# WHAT THE EXERCISE ASKS:
Scan the data for "legend" and copy the lines it appears in.

[Recorded data]
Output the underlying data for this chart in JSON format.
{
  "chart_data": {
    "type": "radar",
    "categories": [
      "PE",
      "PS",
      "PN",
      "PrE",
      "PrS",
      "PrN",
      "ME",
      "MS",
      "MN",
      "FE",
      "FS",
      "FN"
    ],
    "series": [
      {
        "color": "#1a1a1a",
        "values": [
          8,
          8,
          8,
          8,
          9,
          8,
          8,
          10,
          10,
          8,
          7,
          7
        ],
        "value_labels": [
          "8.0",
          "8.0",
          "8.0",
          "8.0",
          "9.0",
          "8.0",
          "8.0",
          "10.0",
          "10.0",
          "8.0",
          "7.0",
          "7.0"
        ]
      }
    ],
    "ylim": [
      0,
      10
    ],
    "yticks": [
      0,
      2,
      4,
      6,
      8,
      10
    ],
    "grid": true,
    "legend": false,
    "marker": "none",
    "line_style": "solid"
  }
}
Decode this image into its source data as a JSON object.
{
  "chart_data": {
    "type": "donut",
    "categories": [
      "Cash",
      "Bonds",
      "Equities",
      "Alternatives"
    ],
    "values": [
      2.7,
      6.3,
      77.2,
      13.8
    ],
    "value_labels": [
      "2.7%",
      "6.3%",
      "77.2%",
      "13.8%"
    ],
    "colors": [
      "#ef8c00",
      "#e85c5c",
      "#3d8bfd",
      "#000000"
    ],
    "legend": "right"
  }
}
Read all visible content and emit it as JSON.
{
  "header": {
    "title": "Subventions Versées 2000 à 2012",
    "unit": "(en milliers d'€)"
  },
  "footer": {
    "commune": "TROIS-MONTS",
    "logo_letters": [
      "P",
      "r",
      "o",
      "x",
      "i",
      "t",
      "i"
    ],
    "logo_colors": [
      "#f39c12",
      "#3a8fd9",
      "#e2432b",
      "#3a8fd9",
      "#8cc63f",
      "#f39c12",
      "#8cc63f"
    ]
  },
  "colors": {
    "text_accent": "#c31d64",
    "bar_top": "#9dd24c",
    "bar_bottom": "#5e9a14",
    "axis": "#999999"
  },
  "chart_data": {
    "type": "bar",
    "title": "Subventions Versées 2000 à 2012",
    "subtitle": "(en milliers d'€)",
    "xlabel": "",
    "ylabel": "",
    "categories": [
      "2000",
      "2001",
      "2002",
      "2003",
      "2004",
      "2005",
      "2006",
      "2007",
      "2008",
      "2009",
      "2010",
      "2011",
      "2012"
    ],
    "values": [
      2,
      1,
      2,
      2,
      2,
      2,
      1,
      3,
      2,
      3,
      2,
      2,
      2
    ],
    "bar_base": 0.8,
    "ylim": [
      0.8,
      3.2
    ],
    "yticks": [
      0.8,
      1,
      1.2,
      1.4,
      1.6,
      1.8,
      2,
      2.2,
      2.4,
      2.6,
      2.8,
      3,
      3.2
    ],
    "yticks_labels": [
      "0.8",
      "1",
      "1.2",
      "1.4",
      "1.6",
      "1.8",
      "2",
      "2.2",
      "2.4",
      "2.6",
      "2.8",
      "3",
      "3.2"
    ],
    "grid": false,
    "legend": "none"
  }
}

# COMPLETE OUTPUT:
    "legend": false,
    "legend": "right"
    "legend": "none"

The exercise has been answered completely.